**INSTRUCTION**
Across the entries below, count the lines in which the word "multiple" occurs. Reply with the count alone.

--- start RECORDS SUPPLIED ---

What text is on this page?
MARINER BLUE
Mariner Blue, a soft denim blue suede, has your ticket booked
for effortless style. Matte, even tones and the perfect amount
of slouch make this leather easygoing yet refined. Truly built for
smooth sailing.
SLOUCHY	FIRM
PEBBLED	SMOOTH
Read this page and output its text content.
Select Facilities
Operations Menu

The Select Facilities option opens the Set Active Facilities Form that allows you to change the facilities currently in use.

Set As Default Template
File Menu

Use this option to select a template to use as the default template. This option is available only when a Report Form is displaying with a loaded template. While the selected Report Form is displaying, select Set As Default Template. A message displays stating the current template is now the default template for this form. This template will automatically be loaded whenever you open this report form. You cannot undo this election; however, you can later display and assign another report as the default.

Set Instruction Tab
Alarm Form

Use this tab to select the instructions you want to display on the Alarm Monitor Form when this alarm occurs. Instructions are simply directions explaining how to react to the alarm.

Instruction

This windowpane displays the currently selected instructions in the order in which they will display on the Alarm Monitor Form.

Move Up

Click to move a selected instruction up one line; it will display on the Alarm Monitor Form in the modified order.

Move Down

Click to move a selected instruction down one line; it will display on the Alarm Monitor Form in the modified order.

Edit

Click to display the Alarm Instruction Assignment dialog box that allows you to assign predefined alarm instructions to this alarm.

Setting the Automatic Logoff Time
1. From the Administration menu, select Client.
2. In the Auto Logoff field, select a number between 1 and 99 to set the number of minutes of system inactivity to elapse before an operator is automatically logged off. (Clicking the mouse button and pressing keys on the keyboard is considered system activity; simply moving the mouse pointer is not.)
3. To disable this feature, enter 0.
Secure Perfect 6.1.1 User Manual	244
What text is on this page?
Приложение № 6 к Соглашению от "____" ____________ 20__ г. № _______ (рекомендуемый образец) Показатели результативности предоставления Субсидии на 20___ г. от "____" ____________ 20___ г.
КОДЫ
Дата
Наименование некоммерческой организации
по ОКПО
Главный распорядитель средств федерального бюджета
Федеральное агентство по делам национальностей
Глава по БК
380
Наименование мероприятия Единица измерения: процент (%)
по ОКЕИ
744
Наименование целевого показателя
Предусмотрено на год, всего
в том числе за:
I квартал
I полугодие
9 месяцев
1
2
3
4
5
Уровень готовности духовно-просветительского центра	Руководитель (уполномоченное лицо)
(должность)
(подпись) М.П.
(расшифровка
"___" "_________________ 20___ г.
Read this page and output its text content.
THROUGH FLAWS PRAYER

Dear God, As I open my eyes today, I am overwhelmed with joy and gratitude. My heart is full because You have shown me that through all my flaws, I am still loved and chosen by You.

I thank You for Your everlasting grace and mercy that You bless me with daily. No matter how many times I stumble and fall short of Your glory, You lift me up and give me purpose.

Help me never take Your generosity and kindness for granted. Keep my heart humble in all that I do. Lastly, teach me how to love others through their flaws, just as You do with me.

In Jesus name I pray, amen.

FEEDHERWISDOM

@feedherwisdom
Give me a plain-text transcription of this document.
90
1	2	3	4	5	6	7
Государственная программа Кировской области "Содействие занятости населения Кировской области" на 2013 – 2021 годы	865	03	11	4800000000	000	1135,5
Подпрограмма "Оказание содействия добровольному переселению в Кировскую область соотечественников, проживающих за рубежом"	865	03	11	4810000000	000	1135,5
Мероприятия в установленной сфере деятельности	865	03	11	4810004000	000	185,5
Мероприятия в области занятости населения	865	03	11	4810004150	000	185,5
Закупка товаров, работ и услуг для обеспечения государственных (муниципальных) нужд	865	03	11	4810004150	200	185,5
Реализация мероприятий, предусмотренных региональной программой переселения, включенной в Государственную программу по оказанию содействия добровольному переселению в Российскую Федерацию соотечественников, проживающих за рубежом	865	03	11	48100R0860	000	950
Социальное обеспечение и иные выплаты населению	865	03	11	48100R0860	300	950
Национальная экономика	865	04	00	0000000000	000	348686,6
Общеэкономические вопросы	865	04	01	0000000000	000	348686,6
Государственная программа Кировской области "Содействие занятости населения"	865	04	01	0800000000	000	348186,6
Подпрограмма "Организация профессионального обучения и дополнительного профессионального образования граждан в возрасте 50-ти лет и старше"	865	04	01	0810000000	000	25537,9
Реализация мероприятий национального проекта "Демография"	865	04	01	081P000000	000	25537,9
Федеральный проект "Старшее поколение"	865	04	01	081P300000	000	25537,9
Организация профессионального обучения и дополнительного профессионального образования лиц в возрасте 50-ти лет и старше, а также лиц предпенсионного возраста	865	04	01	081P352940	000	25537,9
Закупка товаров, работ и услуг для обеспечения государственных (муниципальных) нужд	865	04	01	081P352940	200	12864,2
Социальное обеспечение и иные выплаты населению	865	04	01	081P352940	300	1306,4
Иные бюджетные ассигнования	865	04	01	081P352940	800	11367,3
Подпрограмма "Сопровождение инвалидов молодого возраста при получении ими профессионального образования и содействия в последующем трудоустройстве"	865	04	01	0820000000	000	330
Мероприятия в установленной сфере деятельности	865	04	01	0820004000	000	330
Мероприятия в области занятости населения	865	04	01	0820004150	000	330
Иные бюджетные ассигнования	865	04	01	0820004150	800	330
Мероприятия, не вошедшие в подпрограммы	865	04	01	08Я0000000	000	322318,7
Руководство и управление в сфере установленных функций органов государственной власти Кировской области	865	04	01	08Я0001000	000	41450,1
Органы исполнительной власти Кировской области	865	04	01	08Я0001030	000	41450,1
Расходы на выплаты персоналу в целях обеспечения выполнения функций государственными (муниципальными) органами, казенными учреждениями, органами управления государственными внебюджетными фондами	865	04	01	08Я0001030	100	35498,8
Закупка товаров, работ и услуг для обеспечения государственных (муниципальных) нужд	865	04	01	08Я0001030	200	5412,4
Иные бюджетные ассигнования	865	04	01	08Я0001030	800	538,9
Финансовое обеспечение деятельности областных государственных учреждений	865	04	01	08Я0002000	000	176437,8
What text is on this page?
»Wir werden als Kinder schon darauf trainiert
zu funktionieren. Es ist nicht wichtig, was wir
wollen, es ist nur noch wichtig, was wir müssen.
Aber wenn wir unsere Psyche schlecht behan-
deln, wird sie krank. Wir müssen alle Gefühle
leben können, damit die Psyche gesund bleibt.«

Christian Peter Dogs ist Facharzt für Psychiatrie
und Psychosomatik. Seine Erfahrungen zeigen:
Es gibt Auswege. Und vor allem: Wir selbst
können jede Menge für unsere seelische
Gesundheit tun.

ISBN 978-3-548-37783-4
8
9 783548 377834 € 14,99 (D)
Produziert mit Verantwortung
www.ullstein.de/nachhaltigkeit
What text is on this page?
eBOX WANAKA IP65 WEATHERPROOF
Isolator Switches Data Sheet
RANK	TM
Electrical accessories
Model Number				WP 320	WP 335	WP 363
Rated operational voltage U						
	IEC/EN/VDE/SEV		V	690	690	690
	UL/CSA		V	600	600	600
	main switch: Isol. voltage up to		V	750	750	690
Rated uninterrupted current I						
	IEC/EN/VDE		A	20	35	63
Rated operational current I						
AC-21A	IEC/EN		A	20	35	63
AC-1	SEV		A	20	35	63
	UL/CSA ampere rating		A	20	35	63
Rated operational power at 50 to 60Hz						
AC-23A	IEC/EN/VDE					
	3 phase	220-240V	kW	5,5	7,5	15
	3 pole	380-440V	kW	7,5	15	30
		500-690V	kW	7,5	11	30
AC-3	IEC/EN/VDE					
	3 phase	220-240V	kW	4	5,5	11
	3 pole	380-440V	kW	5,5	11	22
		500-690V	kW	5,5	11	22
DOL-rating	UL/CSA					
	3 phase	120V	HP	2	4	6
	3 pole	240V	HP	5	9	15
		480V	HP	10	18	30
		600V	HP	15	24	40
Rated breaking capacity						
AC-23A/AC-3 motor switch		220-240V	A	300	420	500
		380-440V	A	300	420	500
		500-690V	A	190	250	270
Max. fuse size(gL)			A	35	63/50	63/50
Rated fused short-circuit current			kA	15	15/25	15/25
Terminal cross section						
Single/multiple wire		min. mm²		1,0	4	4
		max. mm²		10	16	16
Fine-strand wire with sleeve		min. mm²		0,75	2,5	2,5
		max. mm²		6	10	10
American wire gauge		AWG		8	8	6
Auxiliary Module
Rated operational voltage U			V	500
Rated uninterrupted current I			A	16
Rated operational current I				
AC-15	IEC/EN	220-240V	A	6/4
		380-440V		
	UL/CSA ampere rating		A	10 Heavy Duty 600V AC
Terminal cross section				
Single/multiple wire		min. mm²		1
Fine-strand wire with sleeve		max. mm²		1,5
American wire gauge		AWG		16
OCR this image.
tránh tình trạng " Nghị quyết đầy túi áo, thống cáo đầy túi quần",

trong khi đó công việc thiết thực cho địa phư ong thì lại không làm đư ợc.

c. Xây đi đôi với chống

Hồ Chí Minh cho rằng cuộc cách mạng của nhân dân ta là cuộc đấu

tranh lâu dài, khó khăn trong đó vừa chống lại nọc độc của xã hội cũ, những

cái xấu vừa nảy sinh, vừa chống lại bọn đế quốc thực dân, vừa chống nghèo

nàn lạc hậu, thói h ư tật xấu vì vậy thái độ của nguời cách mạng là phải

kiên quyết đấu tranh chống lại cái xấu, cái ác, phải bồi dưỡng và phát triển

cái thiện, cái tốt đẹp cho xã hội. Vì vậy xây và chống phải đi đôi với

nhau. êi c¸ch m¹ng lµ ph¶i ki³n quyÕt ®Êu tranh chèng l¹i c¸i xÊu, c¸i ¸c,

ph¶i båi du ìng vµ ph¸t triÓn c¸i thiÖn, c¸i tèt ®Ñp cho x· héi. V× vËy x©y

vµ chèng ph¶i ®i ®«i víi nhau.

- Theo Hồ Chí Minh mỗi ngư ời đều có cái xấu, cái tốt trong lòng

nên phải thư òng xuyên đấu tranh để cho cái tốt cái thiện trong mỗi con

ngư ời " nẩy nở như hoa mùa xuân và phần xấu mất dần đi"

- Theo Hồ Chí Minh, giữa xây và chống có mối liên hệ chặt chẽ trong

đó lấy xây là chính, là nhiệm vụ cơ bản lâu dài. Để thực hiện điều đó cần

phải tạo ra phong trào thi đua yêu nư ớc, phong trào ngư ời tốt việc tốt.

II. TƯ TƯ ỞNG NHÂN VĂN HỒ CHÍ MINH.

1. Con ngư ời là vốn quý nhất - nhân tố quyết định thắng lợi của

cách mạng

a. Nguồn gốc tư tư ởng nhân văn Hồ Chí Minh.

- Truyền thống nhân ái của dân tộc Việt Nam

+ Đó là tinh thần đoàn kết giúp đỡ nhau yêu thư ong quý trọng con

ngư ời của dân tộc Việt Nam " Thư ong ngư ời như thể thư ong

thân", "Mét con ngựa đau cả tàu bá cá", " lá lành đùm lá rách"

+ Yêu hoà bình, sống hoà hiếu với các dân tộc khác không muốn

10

--- end RECORDS SUPPLIED ---

**ANSWER FOR THIS EXERCISE**
2